[Goal of the exercise] Show every line in the entries below where the word "które" appears.

# start of Records for this exercise

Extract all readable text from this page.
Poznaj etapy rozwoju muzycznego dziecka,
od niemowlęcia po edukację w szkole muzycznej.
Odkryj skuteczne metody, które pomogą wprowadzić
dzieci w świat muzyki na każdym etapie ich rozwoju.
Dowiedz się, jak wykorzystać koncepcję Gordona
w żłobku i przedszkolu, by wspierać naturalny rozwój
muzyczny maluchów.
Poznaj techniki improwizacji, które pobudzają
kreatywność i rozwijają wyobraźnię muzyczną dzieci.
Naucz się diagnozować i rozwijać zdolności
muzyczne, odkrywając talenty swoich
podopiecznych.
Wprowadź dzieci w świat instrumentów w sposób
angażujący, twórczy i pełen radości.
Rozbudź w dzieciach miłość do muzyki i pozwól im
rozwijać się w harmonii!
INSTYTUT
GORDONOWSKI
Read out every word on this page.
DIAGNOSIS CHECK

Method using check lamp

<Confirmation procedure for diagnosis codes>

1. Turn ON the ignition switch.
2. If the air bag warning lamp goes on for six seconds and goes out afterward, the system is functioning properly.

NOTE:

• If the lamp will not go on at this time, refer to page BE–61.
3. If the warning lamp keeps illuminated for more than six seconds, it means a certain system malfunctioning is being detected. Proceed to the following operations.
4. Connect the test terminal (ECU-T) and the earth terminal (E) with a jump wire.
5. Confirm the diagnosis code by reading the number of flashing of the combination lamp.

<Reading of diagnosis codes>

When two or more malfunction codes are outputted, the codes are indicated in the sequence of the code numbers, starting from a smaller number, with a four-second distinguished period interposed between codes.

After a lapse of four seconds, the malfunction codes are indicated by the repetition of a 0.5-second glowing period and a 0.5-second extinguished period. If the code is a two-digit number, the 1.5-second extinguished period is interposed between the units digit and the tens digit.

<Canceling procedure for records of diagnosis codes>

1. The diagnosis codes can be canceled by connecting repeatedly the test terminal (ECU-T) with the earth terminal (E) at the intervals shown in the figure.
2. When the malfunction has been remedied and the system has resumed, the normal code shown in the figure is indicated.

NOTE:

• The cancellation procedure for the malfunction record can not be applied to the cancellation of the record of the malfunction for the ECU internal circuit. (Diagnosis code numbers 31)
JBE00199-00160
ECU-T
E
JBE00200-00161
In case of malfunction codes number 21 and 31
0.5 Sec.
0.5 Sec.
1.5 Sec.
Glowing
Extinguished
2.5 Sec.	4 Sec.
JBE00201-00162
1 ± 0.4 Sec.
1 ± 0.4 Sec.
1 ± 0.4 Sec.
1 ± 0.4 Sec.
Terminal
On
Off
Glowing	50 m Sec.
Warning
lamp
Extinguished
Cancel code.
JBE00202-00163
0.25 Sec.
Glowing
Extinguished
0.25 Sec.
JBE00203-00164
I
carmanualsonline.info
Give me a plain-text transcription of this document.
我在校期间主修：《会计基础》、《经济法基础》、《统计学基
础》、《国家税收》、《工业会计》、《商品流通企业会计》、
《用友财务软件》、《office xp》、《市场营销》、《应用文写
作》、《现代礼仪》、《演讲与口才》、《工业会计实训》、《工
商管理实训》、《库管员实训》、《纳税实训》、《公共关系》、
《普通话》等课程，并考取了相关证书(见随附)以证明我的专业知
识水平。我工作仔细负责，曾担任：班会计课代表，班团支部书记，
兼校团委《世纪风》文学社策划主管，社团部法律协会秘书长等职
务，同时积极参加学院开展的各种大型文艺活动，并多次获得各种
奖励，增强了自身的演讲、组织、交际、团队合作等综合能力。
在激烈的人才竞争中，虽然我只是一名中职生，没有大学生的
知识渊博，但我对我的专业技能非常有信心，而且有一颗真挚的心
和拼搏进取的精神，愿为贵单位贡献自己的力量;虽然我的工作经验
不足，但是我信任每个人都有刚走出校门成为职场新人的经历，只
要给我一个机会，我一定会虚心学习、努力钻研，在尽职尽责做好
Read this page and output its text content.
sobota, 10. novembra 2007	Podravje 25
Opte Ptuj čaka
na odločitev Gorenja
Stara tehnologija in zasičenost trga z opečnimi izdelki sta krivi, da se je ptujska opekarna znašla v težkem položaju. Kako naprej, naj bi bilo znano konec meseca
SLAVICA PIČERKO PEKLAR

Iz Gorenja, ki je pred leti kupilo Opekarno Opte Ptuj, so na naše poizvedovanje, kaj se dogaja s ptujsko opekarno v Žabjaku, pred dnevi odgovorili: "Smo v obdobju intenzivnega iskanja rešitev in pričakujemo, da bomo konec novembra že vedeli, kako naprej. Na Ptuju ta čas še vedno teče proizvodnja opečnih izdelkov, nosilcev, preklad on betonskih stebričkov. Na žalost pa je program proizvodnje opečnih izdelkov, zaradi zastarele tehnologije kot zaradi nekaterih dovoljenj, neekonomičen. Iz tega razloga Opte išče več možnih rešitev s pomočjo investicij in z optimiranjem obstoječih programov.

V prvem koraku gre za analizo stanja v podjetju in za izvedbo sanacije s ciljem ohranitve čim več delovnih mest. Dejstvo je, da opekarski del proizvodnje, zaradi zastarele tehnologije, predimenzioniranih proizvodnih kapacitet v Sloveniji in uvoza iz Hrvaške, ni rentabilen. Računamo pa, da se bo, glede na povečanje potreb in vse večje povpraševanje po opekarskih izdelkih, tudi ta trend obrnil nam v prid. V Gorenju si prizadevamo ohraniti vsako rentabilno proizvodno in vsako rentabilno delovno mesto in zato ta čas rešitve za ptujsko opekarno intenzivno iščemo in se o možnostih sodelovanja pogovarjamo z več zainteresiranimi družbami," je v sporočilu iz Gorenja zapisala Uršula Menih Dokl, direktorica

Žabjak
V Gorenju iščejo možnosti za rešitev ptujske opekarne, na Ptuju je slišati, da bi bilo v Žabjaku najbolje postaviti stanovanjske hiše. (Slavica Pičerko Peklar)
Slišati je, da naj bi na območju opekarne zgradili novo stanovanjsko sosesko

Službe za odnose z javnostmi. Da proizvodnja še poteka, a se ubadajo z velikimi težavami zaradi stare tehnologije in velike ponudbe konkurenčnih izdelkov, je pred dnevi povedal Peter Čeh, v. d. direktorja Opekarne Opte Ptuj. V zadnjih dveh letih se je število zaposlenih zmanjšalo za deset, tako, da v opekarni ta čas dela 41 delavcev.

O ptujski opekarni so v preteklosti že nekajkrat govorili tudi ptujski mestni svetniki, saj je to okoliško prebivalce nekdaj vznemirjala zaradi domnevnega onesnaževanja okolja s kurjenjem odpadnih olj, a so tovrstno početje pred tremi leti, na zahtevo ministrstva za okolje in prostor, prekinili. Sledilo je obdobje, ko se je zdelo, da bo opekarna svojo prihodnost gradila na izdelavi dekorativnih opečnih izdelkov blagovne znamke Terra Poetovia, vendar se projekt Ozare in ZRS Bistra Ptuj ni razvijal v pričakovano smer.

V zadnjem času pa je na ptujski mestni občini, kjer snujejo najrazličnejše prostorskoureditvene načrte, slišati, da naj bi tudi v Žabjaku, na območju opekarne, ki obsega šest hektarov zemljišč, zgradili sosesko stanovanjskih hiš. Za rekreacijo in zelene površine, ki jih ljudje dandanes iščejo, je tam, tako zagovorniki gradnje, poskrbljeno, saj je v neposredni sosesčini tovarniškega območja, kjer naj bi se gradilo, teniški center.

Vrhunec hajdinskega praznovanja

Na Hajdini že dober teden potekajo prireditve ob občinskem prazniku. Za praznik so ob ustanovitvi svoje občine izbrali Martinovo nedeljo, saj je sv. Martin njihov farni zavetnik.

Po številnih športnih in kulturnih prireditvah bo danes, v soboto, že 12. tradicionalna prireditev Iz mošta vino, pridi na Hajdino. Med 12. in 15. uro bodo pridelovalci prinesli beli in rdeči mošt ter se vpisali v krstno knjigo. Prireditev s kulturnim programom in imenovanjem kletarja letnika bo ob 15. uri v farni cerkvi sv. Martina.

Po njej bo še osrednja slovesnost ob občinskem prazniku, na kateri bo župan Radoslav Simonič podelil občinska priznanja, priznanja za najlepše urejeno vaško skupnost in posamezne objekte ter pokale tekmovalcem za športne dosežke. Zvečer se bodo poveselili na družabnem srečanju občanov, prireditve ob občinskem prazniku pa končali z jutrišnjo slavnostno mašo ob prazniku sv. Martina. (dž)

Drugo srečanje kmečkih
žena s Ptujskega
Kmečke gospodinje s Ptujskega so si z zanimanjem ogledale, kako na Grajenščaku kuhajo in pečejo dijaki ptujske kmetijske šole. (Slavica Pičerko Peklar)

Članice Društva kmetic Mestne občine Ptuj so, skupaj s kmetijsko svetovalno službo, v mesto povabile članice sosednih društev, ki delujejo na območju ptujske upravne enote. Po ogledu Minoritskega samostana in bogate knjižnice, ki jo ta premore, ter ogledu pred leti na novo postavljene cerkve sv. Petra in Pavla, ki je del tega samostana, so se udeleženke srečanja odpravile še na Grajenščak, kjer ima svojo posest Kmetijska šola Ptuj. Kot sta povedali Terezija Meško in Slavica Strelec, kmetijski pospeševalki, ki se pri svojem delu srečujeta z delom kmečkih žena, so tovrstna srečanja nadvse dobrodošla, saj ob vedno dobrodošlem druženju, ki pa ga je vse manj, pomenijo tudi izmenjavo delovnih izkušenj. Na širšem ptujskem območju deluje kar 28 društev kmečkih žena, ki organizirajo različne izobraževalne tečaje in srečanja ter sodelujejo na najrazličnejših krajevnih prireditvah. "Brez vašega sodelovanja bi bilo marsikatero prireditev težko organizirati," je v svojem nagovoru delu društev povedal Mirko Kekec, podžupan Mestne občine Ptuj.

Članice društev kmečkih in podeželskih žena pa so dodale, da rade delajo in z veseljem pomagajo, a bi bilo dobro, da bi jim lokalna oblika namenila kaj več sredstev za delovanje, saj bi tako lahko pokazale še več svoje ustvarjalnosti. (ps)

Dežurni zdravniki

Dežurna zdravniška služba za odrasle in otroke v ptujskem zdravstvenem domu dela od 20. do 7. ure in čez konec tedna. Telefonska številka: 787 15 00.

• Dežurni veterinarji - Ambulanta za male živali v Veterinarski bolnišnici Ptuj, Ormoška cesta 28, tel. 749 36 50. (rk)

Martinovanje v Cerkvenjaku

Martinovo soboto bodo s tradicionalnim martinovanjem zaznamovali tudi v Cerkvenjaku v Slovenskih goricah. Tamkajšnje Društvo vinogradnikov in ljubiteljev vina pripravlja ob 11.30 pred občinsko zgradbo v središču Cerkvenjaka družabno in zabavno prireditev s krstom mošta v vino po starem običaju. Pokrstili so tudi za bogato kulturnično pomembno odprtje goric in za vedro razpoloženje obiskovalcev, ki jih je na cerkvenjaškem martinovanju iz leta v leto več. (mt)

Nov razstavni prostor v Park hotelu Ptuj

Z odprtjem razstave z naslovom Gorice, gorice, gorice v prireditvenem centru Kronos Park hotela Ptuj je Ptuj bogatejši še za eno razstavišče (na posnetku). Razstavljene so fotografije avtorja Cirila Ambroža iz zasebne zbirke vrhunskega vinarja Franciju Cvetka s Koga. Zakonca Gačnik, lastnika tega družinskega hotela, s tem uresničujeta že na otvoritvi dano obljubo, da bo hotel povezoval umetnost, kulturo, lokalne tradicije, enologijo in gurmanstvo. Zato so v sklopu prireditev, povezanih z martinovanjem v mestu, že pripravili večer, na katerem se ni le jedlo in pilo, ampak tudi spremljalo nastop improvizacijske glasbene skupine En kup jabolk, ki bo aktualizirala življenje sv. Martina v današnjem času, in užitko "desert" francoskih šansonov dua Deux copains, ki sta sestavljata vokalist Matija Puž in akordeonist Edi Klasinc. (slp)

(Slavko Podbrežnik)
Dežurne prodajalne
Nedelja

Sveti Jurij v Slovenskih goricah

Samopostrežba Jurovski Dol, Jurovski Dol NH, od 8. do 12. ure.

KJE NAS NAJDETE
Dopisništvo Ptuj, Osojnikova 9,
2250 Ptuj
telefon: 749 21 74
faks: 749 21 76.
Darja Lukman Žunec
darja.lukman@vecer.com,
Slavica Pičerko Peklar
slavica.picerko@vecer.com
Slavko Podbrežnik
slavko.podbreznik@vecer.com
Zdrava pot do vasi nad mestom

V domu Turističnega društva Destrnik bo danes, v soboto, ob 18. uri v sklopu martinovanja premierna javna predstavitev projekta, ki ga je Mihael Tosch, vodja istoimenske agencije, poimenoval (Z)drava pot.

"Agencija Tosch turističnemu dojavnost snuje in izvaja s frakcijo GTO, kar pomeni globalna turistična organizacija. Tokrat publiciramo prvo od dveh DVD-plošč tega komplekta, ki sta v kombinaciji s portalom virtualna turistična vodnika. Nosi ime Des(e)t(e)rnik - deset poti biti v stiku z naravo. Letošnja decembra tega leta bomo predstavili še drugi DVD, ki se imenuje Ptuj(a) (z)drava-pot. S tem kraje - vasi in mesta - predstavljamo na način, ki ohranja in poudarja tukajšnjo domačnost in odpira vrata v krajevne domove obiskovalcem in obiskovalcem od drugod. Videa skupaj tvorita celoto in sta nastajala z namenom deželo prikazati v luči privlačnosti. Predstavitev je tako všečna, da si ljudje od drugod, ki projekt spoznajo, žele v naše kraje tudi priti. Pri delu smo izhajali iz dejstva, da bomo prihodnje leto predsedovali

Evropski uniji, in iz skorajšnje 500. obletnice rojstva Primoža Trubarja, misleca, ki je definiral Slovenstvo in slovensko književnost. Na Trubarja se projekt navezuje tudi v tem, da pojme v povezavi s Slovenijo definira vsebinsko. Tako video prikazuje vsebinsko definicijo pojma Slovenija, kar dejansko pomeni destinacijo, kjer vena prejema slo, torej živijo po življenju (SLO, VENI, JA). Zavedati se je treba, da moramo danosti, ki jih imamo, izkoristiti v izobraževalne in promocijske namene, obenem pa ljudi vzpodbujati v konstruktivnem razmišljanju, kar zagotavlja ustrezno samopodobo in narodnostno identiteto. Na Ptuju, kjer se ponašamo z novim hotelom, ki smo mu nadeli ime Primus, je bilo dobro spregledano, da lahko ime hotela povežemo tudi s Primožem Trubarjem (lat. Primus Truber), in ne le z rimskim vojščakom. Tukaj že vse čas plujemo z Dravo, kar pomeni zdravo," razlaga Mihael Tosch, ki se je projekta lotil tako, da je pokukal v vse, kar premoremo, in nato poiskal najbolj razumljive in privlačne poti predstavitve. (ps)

# end of Records for this exercise

[The result]
Odkryj skuteczne metody, które pomogą wprowadzić
Poznaj techniki improwizacji, które pobudzają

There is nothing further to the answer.